The exercise: Whenever a line contains the string "папъ", copy it out of the entries.

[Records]
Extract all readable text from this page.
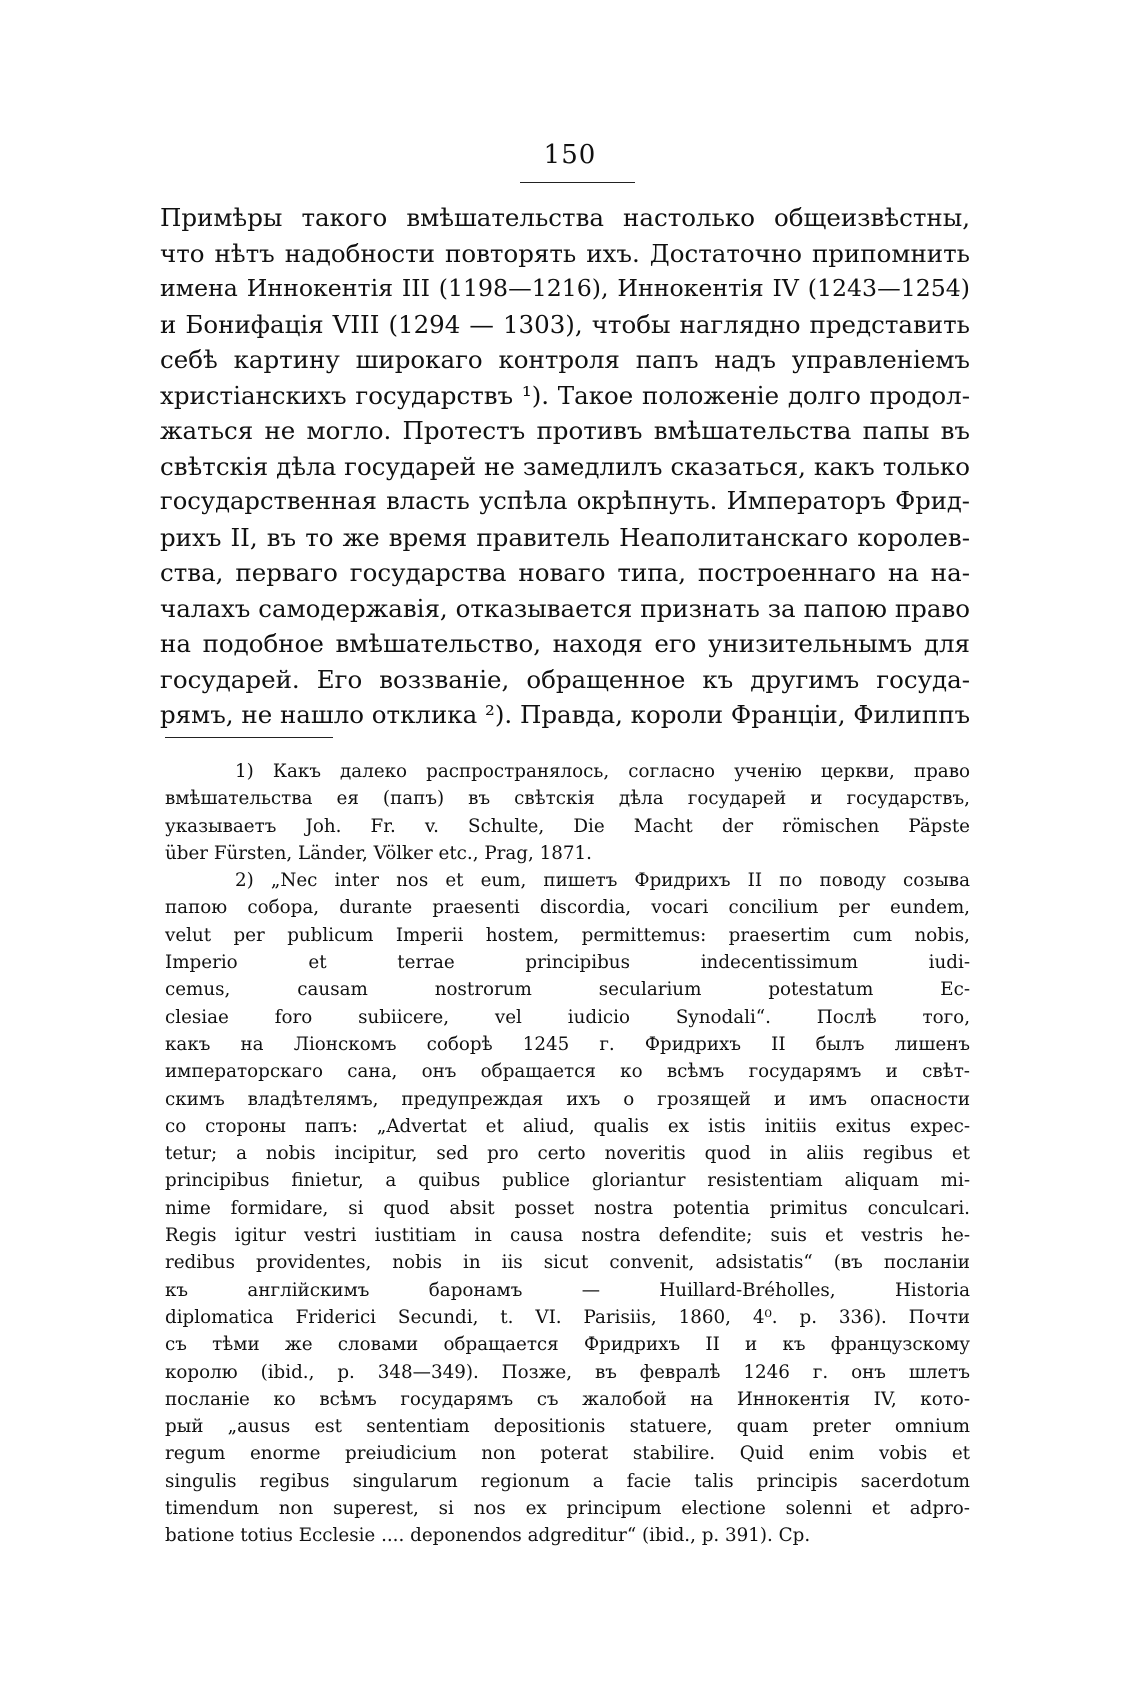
150
Примѣры такого вмѣшательства настолько общеизвѣстны,
что нѣтъ надобности повторять ихъ. Достаточно припомнить
имена Иннокентія III (1198—1216), Иннокентія IV (1243—1254)
и Бонифація VIII (1294 — 1303), чтобы наглядно представить
себѣ картину широкаго контроля папъ надъ управленіемъ
христіанскихъ государствъ ¹). Такое положеніе долго продол-
жаться не могло. Протестъ противъ вмѣшательства папы въ
свѣтскія дѣла государей не замедлилъ сказаться, какъ только
государственная власть успѣла окрѣпнуть. Императоръ Фрид-
рихъ II, въ то же время правитель Неаполитанскаго королев-
ства, перваго государства новаго типа, построеннаго на на-
чалахъ самодержавія, отказывается признать за папою право
на подобное вмѣшательство, находя его унизительнымъ для
государей. Его воззваніе, обращенное къ другимъ госуда-
рямъ, не нашло отклика ²). Правда, короли Франціи, Филиппъ
1) Какъ далеко распространялось, согласно ученію церкви, право
вмѣшательства ея (папъ) въ свѣтскія дѣла государей и государствъ,
указываетъ Joh. Fr. v. Schulte, Die Macht der römischen Päpste
über Fürsten, Länder, Völker etc., Prag, 1871.
2) „Nec inter nos et eum, пишетъ Фридрихъ II по поводу созыва
папою собора, durante praesenti discordia, vocari concilium per eundem,
velut per publicum Imperii hostem, permittemus: praesertim cum nobis,
Imperio et terrae principibus indecentissimum iudi-
cemus, causam nostrorum secularium potestatum Ec-
clesiae foro subiicere, vel iudicio Synodali“. Послѣ того,
какъ на Ліонскомъ соборѣ 1245 г. Фридрихъ II былъ лишенъ
императорскаго сана, онъ обращается ко всѣмъ государямъ и свѣт-
скимъ владѣтелямъ, предупреждая ихъ о грозящей и имъ опасности
со стороны папъ: „Advertat et aliud, qualis ex istis initiis exitus expec-
tetur; a nobis incipitur, sed pro certo noveritis quod in aliis regibus et
principibus finietur, a quibus publice gloriantur resistentiam aliquam mi-
nime formidare, si quod absit posset nostra potentia primitus conculcari.
Regis igitur vestri iustitiam in causa nostra defendite; suis et vestris he-
redibus providentes, nobis in iis sicut convenit, adsistatis“ (въ посланіи
къ англійскимъ баронамъ — Huillard-Bréholles, Historia
diplomatica Friderici Secundi, t. VI. Parisiis, 1860, 4⁰. p. 336). Почти
съ тѣми же словами обращается Фридрихъ II и къ французскому
королю (ibid., p. 348—349). Позже, въ февралѣ 1246 г. онъ шлетъ
посланіе ко всѣмъ государямъ съ жалобой на Иннокентія IV, кото-
рый „ausus est sententiam depositionis statuere, quam preter omnium
regum enorme preiudicium non poterat stabilire. Quid enim vobis et
singulis regibus singularum regionum a facie talis principis sacerdotum
timendum non superest, si nos ex principum electione solenni et adpro-
batione totius Ecclesie .... deponendos adgreditur“ (ibid., p. 391). Ср.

Solution to the problem:
себѣ картину широкаго контроля папъ надъ управленіемъ
вмѣшательства ея (папъ) въ свѣтскія дѣла государей и государствъ,
со стороны папъ: „Advertat et aliud, qualis ex istis initiis exitus expec-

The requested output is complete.